▸ **EXERCISE REQUIREMENTS**
In the material below, the lines containing the word "Examples" are required; copy each of them.

--- Start DATA SECTION ---

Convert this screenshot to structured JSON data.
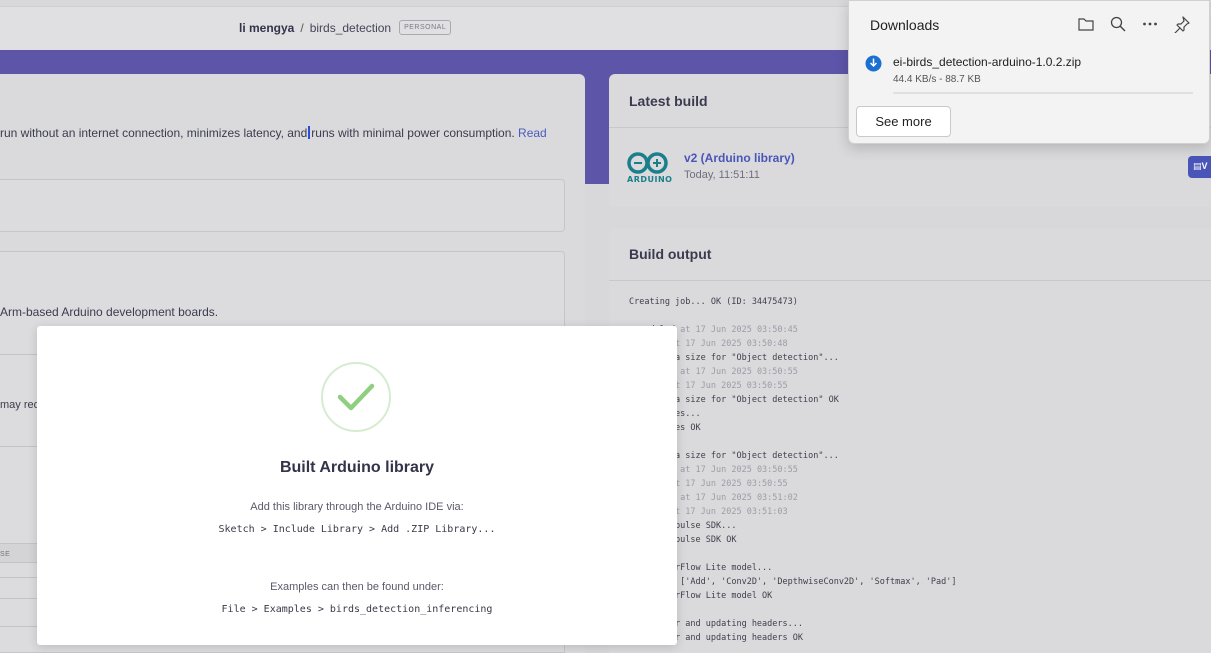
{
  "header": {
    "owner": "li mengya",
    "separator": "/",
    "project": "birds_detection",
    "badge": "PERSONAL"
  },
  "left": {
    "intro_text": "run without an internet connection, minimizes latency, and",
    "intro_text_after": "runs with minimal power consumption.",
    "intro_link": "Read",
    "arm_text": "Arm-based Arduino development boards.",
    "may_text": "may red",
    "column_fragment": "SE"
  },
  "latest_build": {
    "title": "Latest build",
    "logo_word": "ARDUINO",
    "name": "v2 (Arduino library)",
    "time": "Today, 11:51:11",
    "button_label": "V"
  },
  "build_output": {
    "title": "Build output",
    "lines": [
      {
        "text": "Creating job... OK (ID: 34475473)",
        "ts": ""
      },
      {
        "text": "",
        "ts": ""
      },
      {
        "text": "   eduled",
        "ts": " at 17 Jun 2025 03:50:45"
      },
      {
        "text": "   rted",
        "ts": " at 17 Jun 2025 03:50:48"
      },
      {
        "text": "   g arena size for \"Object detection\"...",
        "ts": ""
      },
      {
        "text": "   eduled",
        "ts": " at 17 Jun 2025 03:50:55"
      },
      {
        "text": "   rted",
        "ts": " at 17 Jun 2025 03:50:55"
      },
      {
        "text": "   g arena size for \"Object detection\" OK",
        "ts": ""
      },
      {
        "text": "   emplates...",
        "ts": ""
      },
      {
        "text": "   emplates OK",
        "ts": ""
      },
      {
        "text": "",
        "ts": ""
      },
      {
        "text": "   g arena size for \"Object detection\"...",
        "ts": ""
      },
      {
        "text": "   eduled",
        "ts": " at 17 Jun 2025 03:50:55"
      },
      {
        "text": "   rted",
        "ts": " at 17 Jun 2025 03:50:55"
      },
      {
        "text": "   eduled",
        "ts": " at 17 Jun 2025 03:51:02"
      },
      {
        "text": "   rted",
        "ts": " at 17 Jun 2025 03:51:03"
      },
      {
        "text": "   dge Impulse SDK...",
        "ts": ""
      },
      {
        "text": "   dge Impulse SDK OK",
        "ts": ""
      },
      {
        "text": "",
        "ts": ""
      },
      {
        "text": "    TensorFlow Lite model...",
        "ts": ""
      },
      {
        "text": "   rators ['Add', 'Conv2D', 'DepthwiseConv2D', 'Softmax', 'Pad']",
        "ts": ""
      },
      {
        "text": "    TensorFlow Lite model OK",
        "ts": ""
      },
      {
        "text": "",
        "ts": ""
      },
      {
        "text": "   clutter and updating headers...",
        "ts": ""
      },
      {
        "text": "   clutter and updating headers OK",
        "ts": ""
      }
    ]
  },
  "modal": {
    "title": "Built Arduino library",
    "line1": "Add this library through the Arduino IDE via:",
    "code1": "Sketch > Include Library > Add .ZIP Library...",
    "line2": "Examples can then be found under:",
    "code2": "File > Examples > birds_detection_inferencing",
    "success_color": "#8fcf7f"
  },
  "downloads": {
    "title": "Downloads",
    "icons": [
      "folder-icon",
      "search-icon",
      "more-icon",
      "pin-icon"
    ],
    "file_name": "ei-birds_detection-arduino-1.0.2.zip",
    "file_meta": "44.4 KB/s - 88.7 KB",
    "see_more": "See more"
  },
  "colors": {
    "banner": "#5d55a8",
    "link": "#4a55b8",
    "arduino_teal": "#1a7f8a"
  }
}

--- End DATA SECTION ---

▸ **COMPLETE OUTPUT**
    "line2": "Examples can then be found under:",
    "code2": "File > Examples > birds_detection_inferencing",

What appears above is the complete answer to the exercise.